◆ AIM OF THE EXERCISE: From the listing below, count the lines where the string "Disk" occurs. Give the number, with no other words.
· · · · · · ·
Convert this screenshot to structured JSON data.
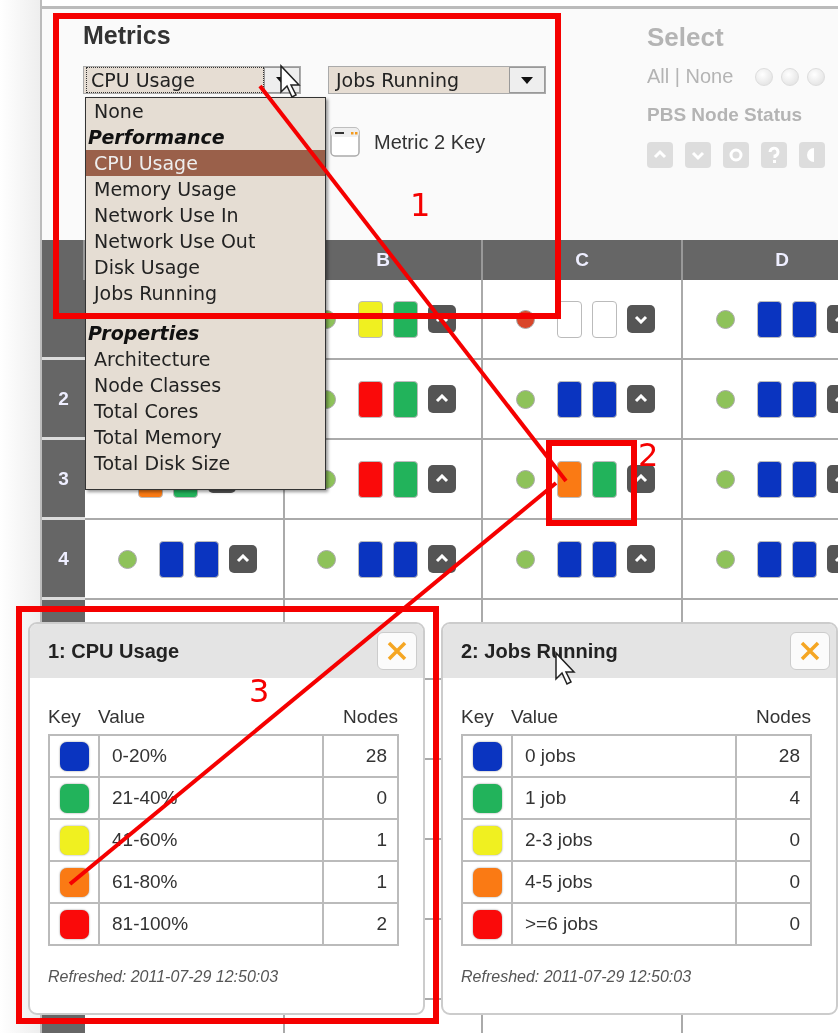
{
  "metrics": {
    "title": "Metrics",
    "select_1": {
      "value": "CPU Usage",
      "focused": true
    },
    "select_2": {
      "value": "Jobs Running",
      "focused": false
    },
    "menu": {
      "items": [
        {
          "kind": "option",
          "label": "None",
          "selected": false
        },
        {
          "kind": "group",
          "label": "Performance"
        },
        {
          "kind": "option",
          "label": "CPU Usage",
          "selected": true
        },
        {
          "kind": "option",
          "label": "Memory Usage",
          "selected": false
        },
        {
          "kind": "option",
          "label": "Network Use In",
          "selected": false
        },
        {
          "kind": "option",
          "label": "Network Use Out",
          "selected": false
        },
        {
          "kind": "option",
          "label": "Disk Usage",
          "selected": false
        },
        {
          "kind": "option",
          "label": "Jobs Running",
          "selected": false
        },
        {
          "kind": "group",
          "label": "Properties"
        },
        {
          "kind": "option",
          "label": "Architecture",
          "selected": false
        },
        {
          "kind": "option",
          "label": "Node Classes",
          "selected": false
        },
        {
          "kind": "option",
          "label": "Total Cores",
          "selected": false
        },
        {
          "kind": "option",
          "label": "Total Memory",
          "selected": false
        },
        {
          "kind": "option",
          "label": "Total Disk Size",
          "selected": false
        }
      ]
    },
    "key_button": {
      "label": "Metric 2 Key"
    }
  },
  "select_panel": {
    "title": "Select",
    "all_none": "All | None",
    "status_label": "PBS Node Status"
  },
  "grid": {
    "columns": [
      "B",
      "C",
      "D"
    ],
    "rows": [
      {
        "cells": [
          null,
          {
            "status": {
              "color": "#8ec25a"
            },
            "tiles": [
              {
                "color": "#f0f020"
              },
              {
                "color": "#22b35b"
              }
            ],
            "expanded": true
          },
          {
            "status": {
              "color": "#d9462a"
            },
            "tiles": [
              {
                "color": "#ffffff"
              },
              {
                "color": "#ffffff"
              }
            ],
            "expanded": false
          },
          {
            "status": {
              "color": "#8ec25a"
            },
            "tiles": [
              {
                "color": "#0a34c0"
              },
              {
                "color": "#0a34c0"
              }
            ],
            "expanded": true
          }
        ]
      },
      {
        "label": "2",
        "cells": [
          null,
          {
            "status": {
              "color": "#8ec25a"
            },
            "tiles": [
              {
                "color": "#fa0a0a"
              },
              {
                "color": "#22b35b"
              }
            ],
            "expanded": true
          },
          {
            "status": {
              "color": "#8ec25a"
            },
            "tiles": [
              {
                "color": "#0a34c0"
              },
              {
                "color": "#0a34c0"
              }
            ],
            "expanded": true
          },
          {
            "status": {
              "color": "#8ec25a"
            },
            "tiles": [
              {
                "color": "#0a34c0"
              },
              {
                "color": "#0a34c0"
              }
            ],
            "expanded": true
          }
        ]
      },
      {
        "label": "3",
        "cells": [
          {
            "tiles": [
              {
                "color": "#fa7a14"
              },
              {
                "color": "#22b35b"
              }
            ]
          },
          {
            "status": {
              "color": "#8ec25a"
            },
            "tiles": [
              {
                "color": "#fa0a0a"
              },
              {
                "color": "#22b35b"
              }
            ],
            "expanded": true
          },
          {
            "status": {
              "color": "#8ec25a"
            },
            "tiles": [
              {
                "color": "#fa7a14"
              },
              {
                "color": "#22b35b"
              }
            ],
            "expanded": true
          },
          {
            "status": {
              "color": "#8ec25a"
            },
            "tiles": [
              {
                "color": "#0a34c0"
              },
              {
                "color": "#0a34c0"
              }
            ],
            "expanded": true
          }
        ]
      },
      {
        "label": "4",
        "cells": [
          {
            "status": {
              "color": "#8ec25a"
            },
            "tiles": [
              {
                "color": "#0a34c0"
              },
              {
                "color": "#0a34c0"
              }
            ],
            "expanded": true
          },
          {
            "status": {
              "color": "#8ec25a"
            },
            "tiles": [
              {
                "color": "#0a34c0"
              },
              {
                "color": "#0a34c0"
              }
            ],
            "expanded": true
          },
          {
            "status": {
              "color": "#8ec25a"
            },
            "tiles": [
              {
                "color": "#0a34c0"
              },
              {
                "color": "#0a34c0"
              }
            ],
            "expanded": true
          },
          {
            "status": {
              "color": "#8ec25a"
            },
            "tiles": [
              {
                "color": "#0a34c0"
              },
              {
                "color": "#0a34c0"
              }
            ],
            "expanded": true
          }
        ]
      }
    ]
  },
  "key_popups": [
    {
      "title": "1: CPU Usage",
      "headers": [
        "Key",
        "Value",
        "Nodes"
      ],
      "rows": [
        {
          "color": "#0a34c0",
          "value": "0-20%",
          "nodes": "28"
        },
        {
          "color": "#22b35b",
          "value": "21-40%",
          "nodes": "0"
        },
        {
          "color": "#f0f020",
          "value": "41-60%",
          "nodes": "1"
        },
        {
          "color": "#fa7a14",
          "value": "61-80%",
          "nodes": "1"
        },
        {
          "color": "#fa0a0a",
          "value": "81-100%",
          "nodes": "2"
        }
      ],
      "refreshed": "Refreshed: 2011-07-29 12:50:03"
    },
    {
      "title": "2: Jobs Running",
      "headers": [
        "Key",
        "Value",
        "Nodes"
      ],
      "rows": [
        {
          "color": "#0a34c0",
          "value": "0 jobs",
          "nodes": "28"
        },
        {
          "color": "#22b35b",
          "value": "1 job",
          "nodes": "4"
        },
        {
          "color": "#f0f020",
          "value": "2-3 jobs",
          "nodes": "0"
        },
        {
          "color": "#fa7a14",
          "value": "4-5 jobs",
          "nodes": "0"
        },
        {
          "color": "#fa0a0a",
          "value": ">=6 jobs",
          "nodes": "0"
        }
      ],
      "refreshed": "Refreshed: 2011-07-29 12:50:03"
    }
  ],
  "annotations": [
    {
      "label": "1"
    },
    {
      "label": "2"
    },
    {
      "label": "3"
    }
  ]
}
· · · · · · ·
◆ TASK ANSWER: 2